Work instructions:
Examine each line of the data. Copy those that contain the string "TradingView".

:: Excerpted data

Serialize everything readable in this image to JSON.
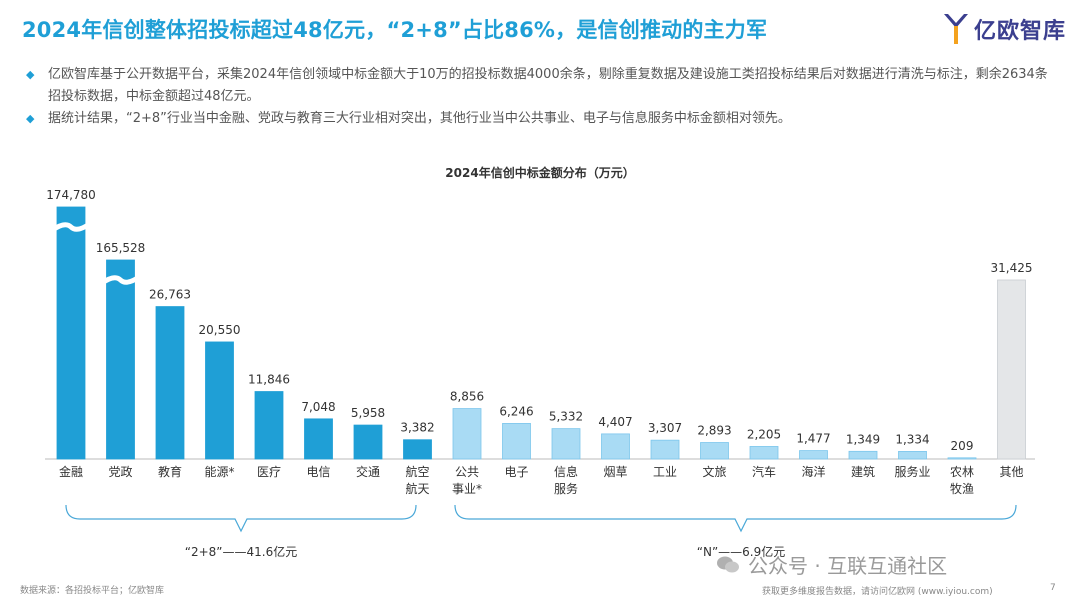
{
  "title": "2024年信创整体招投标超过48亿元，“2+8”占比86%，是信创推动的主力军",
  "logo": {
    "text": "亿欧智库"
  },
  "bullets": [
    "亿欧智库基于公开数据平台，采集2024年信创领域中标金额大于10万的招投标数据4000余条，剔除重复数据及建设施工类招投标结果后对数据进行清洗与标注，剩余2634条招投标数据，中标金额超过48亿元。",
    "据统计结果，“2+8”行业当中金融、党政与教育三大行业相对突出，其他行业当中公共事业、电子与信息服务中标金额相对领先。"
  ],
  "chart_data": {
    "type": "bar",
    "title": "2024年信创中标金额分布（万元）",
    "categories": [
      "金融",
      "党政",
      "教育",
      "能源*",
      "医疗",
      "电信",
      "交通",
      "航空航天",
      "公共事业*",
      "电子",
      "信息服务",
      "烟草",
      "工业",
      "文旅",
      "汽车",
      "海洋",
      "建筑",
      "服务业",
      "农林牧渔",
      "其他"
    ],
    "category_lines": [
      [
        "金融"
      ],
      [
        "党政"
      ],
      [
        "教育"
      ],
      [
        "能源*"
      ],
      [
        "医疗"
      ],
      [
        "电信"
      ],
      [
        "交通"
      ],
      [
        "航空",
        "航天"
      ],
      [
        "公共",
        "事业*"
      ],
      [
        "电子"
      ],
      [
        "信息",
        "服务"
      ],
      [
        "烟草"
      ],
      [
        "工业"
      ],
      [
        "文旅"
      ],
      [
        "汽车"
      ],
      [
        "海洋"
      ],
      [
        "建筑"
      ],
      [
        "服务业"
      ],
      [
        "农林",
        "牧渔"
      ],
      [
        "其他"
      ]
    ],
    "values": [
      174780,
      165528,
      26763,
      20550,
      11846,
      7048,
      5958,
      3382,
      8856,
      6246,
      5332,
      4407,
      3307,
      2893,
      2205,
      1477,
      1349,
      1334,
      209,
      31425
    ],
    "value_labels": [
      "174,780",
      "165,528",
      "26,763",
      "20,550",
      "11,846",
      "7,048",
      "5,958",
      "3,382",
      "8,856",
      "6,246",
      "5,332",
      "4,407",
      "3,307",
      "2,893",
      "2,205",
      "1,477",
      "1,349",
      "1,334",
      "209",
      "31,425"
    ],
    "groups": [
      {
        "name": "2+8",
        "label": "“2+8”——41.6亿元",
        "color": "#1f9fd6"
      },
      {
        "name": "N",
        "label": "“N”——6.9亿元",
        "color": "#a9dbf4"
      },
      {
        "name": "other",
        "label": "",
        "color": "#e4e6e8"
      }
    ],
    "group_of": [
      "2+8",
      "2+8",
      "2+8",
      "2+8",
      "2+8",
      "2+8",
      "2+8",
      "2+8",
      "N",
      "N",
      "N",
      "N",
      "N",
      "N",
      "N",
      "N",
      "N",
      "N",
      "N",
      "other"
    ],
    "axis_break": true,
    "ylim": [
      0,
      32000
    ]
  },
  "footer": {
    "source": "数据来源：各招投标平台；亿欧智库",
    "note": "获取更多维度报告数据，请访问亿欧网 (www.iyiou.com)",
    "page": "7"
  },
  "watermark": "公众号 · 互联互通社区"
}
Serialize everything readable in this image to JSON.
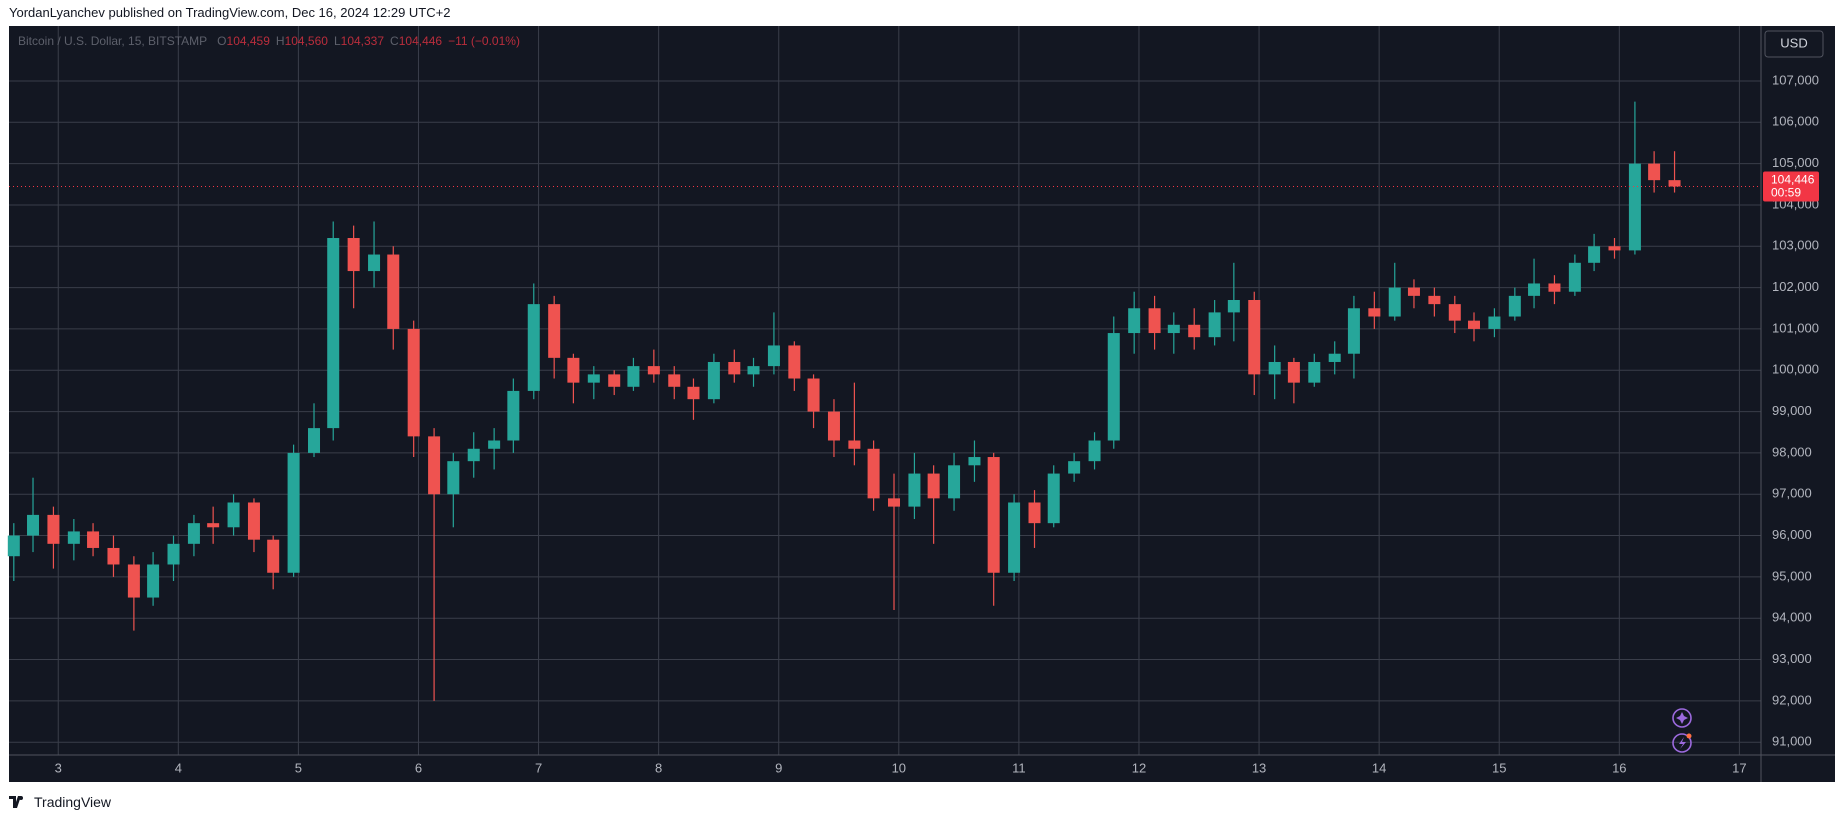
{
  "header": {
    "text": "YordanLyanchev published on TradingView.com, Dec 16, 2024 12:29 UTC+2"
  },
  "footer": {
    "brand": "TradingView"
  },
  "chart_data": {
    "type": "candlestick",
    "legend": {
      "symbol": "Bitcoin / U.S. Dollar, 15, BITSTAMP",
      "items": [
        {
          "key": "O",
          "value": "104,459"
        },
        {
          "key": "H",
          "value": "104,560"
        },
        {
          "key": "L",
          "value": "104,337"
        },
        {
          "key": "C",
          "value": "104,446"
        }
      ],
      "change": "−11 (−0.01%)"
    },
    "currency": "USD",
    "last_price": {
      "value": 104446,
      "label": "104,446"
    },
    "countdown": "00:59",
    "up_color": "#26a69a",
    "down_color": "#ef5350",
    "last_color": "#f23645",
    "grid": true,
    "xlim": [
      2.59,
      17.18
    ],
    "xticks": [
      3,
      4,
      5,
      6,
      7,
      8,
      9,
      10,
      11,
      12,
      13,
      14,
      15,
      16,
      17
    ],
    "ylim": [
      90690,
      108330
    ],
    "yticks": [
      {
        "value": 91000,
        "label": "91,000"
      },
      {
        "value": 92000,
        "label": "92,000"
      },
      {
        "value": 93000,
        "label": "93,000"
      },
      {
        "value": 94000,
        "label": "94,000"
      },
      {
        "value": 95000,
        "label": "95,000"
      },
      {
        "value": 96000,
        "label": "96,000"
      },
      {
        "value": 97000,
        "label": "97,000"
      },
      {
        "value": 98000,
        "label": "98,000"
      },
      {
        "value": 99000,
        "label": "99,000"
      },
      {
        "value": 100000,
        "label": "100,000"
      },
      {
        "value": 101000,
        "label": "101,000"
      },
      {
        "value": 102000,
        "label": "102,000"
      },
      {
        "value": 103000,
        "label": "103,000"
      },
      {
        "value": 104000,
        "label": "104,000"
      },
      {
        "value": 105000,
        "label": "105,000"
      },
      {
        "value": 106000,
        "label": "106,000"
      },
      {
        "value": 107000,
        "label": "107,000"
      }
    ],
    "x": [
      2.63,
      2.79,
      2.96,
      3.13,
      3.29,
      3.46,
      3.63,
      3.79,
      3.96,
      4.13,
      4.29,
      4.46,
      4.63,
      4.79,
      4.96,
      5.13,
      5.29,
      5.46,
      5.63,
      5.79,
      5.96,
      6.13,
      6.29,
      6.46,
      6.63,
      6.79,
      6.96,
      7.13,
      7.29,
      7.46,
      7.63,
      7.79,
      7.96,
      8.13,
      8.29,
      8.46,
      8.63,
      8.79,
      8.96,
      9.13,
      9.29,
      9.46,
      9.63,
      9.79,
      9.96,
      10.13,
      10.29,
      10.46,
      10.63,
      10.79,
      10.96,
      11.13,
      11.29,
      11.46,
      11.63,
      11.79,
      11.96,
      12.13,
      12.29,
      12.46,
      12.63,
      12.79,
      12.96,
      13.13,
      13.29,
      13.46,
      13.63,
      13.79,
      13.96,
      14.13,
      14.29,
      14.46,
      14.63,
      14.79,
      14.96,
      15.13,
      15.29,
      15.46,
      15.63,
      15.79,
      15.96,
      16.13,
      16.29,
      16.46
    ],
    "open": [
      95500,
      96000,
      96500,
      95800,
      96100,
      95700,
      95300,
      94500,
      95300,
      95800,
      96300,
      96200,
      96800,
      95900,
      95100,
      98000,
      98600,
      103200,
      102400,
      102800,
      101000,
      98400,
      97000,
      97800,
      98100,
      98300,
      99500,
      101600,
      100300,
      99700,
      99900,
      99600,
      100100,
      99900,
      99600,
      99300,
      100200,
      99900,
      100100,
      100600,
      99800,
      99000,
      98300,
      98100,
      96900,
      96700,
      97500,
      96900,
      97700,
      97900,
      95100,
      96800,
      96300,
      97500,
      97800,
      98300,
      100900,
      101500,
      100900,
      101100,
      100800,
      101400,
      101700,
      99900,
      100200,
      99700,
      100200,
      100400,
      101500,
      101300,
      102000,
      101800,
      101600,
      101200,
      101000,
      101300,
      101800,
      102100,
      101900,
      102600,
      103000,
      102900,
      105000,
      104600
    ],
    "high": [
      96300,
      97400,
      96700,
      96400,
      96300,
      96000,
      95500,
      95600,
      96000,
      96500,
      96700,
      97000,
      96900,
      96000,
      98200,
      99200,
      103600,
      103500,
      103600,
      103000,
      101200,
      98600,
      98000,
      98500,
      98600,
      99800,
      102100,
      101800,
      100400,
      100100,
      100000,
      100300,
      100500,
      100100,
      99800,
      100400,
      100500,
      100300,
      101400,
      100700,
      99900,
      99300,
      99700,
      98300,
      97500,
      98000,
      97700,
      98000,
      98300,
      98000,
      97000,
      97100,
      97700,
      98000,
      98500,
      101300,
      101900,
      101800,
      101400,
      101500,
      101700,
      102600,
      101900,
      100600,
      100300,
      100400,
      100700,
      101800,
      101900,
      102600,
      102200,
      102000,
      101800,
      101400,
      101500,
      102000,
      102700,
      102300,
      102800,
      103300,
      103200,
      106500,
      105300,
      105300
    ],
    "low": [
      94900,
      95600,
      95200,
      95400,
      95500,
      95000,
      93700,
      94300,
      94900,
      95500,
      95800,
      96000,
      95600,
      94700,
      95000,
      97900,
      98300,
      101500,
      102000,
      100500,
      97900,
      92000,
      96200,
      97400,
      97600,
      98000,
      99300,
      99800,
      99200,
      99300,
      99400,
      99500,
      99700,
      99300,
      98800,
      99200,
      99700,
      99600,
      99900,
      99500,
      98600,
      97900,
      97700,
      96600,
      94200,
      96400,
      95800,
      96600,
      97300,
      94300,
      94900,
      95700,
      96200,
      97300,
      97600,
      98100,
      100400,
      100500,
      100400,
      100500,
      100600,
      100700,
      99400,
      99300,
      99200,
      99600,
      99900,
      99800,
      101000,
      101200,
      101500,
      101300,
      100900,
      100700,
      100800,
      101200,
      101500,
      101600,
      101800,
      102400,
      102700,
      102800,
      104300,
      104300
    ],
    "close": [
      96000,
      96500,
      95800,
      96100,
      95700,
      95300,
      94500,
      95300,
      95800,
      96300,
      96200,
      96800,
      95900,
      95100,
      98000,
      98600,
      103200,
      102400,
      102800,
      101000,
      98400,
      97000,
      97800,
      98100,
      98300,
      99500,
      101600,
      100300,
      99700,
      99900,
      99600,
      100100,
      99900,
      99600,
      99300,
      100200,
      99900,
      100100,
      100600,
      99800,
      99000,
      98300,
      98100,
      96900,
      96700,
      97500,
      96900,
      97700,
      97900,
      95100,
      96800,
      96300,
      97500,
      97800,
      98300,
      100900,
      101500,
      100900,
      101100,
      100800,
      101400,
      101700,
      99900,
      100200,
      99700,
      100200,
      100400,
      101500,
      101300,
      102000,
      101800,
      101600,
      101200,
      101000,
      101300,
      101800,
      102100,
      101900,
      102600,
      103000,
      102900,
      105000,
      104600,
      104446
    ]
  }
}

::::

Solved problem:
    "text": "YordanLyanchev published on TradingView.com, Dec 16, 2024 12:29 UTC+2"
    "brand": "TradingView"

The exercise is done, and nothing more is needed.